BEGIN AVAILABLE RECORDS
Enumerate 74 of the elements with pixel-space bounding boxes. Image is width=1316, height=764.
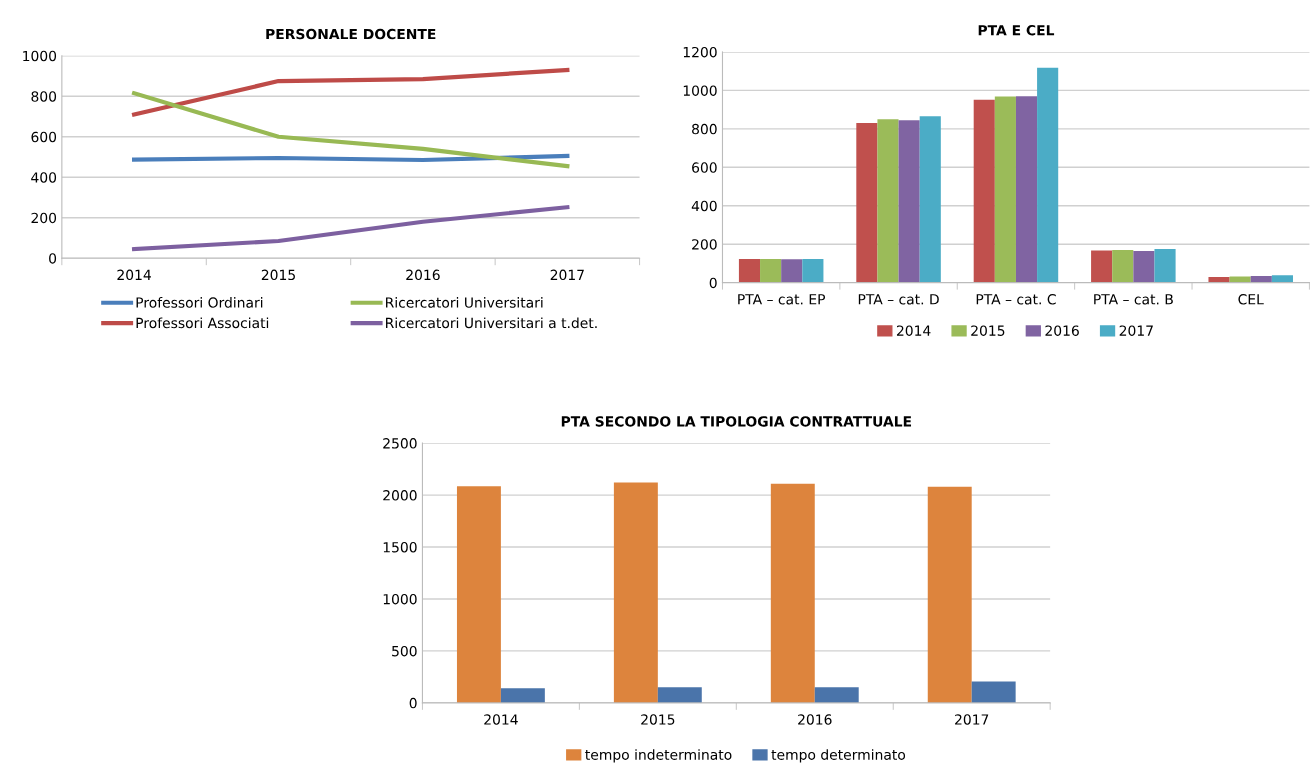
chart-title: PTA SECONDO LA TIPOLOGIA CONTRATTUALE: [561, 416, 912, 427]
bar: [994, 96, 1016, 283]
x-tick-label: 2015: [261, 269, 295, 281]
bar: [1091, 250, 1113, 283]
legend-label: 2016: [1045, 325, 1079, 336]
legend-label: tempo indeterminato: [585, 749, 732, 763]
x-tick-label: 2017: [955, 714, 989, 725]
bar: [781, 259, 803, 283]
y-tick-label: 1000: [383, 593, 417, 605]
x-tick-label: PTA – cat. B: [1094, 294, 1173, 305]
y-tick-label: 1500: [383, 541, 417, 553]
y-tick-label: 2000: [383, 490, 417, 501]
bar: [919, 116, 941, 283]
x-tick-label: CEL: [1238, 294, 1264, 305]
bar: [1133, 250, 1155, 283]
y-tick-label: 200: [31, 212, 57, 224]
x-tick-label: 2016: [798, 714, 832, 725]
legend-label: Professori Ordinari: [136, 297, 263, 308]
y-tick-label: 600: [692, 162, 717, 173]
chart-title: PERSONALE DOCENTE: [266, 28, 436, 40]
x-tick-label: PTA – cat. EP: [738, 294, 826, 305]
bar: [802, 259, 824, 283]
legend-label: 2014: [896, 325, 931, 336]
line-series: [131, 205, 570, 252]
legend-label: Ricercatori Universitari: [386, 297, 543, 308]
y-tick-label: 600: [31, 131, 57, 143]
bar: [898, 120, 920, 283]
y-tick-label: 1000: [683, 85, 717, 96]
bar: [927, 486, 972, 703]
x-tick-label: 2014: [117, 269, 151, 281]
bar: [1154, 249, 1176, 283]
legend-label: 2017: [1119, 325, 1153, 336]
y-tick-label: 200: [692, 239, 717, 250]
x-tick-label: 2017: [550, 269, 584, 281]
bar: [1208, 276, 1230, 283]
y-tick-label: 800: [31, 91, 57, 102]
y-tick-label: 0: [709, 277, 717, 289]
bar: [500, 688, 545, 703]
bar: [856, 123, 878, 283]
bar: [1112, 249, 1134, 283]
line-series: [131, 91, 570, 169]
y-tick-label: 400: [691, 200, 717, 212]
bar: [1015, 96, 1038, 283]
legend-label: 2015: [971, 325, 1005, 336]
y-tick-label: 2500: [383, 438, 417, 449]
bar: [613, 482, 658, 703]
x-tick-label: 2016: [406, 269, 440, 281]
bar: [973, 99, 995, 283]
bar: [1037, 67, 1059, 283]
y-tick-label: 1200: [683, 46, 717, 58]
legend-label: Professori Associati: [136, 317, 269, 329]
x-tick-label: PTA – cat. D: [858, 294, 939, 305]
legend-label: tempo determinato: [771, 749, 906, 763]
x-tick-label: PTA – cat. C: [976, 294, 1056, 305]
y-tick-label: 0: [49, 253, 57, 264]
bar: [770, 483, 815, 703]
y-tick-label: 400: [31, 172, 57, 183]
line-series: [131, 67, 570, 117]
chart-title: PTA E CEL: [978, 24, 1055, 36]
x-tick-label: 2015: [641, 714, 675, 725]
bar: [814, 687, 859, 703]
bar: [657, 687, 702, 703]
bar: [760, 259, 782, 283]
bar: [877, 119, 899, 283]
y-tick-label: 500: [392, 645, 417, 657]
y-tick-label: 1000: [23, 50, 57, 62]
legend-label: Ricercatori Universitari a t.det.: [386, 317, 597, 329]
x-tick-label: 2014: [484, 714, 518, 725]
bar: [1271, 275, 1293, 283]
bar: [456, 486, 501, 703]
y-tick-label: 800: [692, 123, 717, 135]
y-tick-label: 0: [409, 697, 417, 709]
bar: [971, 681, 1016, 703]
bar: [738, 259, 761, 283]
END AVAILABLE RECORDS
▶ _THE PROBLEM_:
Copy every line of the records above word for word, leaving out the pictures.

▶ _OUTPUT FOR THIS EXERCISE_:
Enumerate 74 of the elements with pixel-space bounding boxes. Image is width=1316, height=764.
chart-title: PTA SECONDO LA TIPOLOGIA CONTRATTUALE: [561, 416, 912, 427]
bar: [994, 96, 1016, 283]
x-tick-label: 2015: [261, 269, 295, 281]
bar: [1091, 250, 1113, 283]
legend-label: 2016: [1045, 325, 1079, 336]
legend-label: tempo indeterminato: [585, 749, 732, 763]
x-tick-label: 2017: [955, 714, 989, 725]
bar: [781, 259, 803, 283]
y-tick-label: 1000: [383, 593, 417, 605]
x-tick-label: PTA – cat. B: [1094, 294, 1173, 305]
y-tick-label: 1500: [383, 541, 417, 553]
y-tick-label: 2000: [383, 490, 417, 501]
bar: [919, 116, 941, 283]
x-tick-label: CEL: [1238, 294, 1264, 305]
bar: [1133, 250, 1155, 283]
y-tick-label: 200: [31, 212, 57, 224]
x-tick-label: 2016: [798, 714, 832, 725]
legend-label: Professori Ordinari: [136, 297, 263, 308]
y-tick-label: 600: [692, 162, 717, 173]
chart-title: PERSONALE DOCENTE: [266, 28, 436, 40]
x-tick-label: PTA – cat. EP: [738, 294, 826, 305]
bar: [802, 259, 824, 283]
legend-label: 2014: [896, 325, 931, 336]
line-series: [131, 205, 570, 252]
legend-label: Ricercatori Universitari: [386, 297, 543, 308]
y-tick-label: 600: [31, 131, 57, 143]
bar: [898, 120, 920, 283]
y-tick-label: 1000: [683, 85, 717, 96]
bar: [927, 486, 972, 703]
x-tick-label: 2014: [117, 269, 151, 281]
bar: [1154, 249, 1176, 283]
legend-label: 2017: [1119, 325, 1153, 336]
y-tick-label: 200: [692, 239, 717, 250]
x-tick-label: 2017: [550, 269, 584, 281]
bar: [1208, 276, 1230, 283]
y-tick-label: 800: [31, 91, 57, 102]
y-tick-label: 0: [709, 277, 717, 289]
bar: [500, 688, 545, 703]
bar: [856, 123, 878, 283]
bar: [1112, 249, 1134, 283]
line-series: [131, 91, 570, 169]
y-tick-label: 400: [691, 200, 717, 212]
bar: [1015, 96, 1038, 283]
legend-label: 2015: [971, 325, 1005, 336]
y-tick-label: 2500: [383, 438, 417, 449]
bar: [613, 482, 658, 703]
x-tick-label: 2016: [406, 269, 440, 281]
bar: [973, 99, 995, 283]
bar: [1037, 67, 1059, 283]
y-tick-label: 1200: [683, 46, 717, 58]
legend-label: Professori Associati: [136, 317, 269, 329]
x-tick-label: PTA – cat. D: [858, 294, 939, 305]
legend-label: tempo determinato: [771, 749, 906, 763]
x-tick-label: PTA – cat. C: [976, 294, 1056, 305]
y-tick-label: 0: [49, 253, 57, 264]
bar: [770, 483, 815, 703]
y-tick-label: 400: [31, 172, 57, 183]
line-series: [131, 67, 570, 117]
chart-title: PTA E CEL: [978, 24, 1055, 36]
x-tick-label: 2015: [641, 714, 675, 725]
bar: [814, 687, 859, 703]
bar: [657, 687, 702, 703]
bar: [760, 259, 782, 283]
bar: [877, 119, 899, 283]
y-tick-label: 500: [392, 645, 417, 657]
y-tick-label: 1000: [23, 50, 57, 62]
legend-label: Ricercatori Universitari a t.det.: [386, 317, 597, 329]
x-tick-label: 2014: [484, 714, 518, 725]
bar: [1271, 275, 1293, 283]
bar: [456, 486, 501, 703]
y-tick-label: 800: [692, 123, 717, 135]
y-tick-label: 0: [409, 697, 417, 709]
bar: [971, 681, 1016, 703]
bar: [738, 259, 761, 283]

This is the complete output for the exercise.